◆ WHAT THE TASK REQUIRES
Retype the lines below exactly, leaving out the pictures.

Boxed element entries
++++++++++

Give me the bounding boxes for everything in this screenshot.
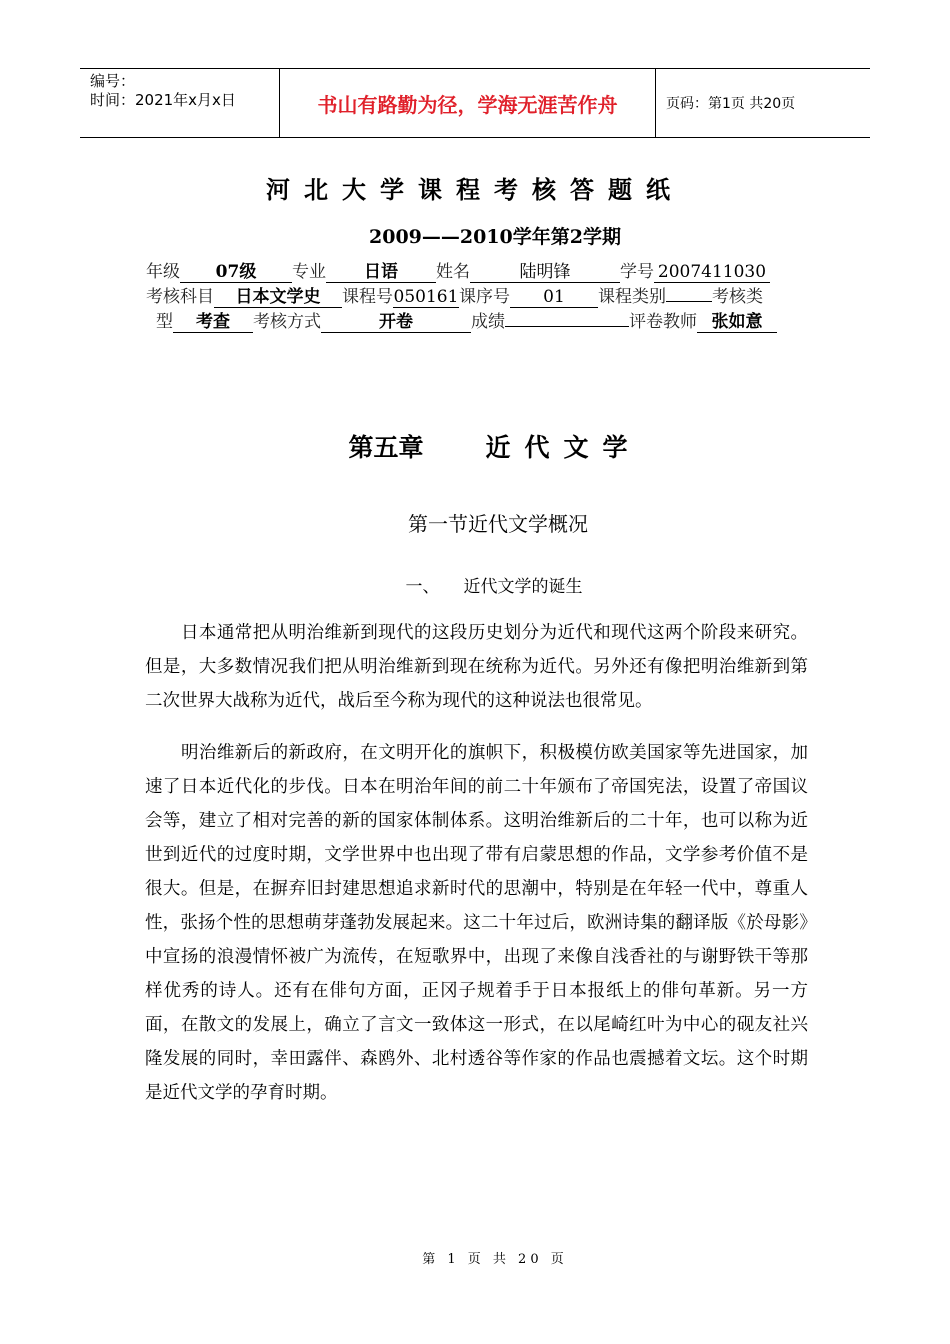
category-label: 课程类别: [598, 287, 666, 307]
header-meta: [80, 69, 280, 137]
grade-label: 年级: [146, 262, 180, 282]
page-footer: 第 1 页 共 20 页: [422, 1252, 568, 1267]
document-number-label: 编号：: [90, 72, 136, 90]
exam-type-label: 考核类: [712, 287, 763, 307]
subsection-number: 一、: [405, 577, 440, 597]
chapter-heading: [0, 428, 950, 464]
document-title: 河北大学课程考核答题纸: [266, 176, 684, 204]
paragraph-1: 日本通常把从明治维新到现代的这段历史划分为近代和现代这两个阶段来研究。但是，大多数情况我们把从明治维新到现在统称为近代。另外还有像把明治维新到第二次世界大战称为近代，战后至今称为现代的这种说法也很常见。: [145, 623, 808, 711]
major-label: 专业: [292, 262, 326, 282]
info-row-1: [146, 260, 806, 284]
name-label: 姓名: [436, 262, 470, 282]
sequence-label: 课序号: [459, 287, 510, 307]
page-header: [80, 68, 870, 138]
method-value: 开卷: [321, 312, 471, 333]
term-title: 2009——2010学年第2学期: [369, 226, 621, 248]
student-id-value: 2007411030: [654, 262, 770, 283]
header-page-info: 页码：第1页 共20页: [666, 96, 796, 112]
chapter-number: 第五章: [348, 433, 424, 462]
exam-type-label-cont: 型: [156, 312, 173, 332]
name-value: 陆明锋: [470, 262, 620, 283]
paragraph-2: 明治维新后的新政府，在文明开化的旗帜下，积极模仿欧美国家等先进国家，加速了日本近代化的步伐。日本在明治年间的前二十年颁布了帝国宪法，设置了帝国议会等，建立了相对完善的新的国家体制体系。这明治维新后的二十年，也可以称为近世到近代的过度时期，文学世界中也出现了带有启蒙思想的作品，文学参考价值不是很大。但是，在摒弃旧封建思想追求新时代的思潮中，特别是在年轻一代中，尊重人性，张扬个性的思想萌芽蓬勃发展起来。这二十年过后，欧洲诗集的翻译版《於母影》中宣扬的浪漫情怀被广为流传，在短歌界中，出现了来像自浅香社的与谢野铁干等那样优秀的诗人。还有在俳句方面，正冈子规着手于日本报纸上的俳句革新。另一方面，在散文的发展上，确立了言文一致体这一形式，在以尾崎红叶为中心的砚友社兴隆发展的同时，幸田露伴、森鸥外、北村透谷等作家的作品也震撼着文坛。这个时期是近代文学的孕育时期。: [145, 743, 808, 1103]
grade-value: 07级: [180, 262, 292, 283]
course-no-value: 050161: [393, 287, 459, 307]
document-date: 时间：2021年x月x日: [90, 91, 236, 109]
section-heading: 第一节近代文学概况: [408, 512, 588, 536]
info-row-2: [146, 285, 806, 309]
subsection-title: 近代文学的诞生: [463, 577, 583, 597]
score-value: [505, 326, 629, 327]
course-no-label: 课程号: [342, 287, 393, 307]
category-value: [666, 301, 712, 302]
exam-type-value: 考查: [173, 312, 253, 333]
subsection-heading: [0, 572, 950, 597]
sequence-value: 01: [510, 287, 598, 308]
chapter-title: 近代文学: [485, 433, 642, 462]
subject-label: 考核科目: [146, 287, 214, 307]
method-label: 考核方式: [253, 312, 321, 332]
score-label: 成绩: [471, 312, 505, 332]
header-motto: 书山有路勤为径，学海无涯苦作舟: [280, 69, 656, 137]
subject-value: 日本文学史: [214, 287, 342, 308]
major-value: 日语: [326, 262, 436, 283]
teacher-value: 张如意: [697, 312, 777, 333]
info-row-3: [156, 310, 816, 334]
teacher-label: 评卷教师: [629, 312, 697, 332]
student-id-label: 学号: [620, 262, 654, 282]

++++++++++

◆ THE RESULT
Give me the bounding boxes for everything in this screenshot.
category-label: 课程类别: [598, 287, 666, 307]
header-meta: [80, 69, 280, 137]
grade-label: 年级: [146, 262, 180, 282]
page-footer: 第 1 页 共 20 页: [422, 1252, 568, 1267]
document-number-label: 编号：: [90, 72, 136, 90]
exam-type-label: 考核类: [712, 287, 763, 307]
subsection-number: 一、: [405, 577, 440, 597]
chapter-heading: [0, 428, 950, 464]
document-title: 河北大学课程考核答题纸: [266, 176, 684, 204]
paragraph-1: 日本通常把从明治维新到现代的这段历史划分为近代和现代这两个阶段来研究。但是，大多数情况我们把从明治维新到现在统称为近代。另外还有像把明治维新到第二次世界大战称为近代，战后至今称为现代的这种说法也很常见。: [145, 623, 808, 711]
major-label: 专业: [292, 262, 326, 282]
info-row-1: [146, 260, 806, 284]
name-label: 姓名: [436, 262, 470, 282]
sequence-label: 课序号: [459, 287, 510, 307]
page-header: [80, 68, 870, 138]
method-value: 开卷: [321, 312, 471, 333]
term-title: 2009——2010学年第2学期: [369, 226, 621, 248]
student-id-value: 2007411030: [654, 262, 770, 283]
header-page-info: 页码：第1页 共20页: [666, 96, 796, 112]
chapter-number: 第五章: [348, 433, 424, 462]
exam-type-label-cont: 型: [156, 312, 173, 332]
name-value: 陆明锋: [470, 262, 620, 283]
paragraph-2: 明治维新后的新政府，在文明开化的旗帜下，积极模仿欧美国家等先进国家，加速了日本近代化的步伐。日本在明治年间的前二十年颁布了帝国宪法，设置了帝国议会等，建立了相对完善的新的国家体制体系。这明治维新后的二十年，也可以称为近世到近代的过度时期，文学世界中也出现了带有启蒙思想的作品，文学参考价值不是很大。但是，在摒弃旧封建思想追求新时代的思潮中，特别是在年轻一代中，尊重人性，张扬个性的思想萌芽蓬勃发展起来。这二十年过后，欧洲诗集的翻译版《於母影》中宣扬的浪漫情怀被广为流传，在短歌界中，出现了来像自浅香社的与谢野铁干等那样优秀的诗人。还有在俳句方面，正冈子规着手于日本报纸上的俳句革新。另一方面，在散文的发展上，确立了言文一致体这一形式，在以尾崎红叶为中心的砚友社兴隆发展的同时，幸田露伴、森鸥外、北村透谷等作家的作品也震撼着文坛。这个时期是近代文学的孕育时期。: [145, 743, 808, 1103]
grade-value: 07级: [180, 262, 292, 283]
course-no-value: 050161: [393, 287, 459, 307]
document-date: 时间：2021年x月x日: [90, 91, 236, 109]
section-heading: 第一节近代文学概况: [408, 512, 588, 536]
info-row-2: [146, 285, 806, 309]
subsection-title: 近代文学的诞生: [463, 577, 583, 597]
score-value: [505, 326, 629, 327]
course-no-label: 课程号: [342, 287, 393, 307]
category-value: [666, 301, 712, 302]
exam-type-value: 考查: [173, 312, 253, 333]
subsection-heading: [0, 572, 950, 597]
sequence-value: 01: [510, 287, 598, 308]
chapter-title: 近代文学: [485, 433, 642, 462]
subject-label: 考核科目: [146, 287, 214, 307]
method-label: 考核方式: [253, 312, 321, 332]
score-label: 成绩: [471, 312, 505, 332]
header-motto: 书山有路勤为径，学海无涯苦作舟: [280, 69, 656, 137]
subject-value: 日本文学史: [214, 287, 342, 308]
major-value: 日语: [326, 262, 436, 283]
teacher-value: 张如意: [697, 312, 777, 333]
info-row-3: [156, 310, 816, 334]
teacher-label: 评卷教师: [629, 312, 697, 332]
student-id-label: 学号: [620, 262, 654, 282]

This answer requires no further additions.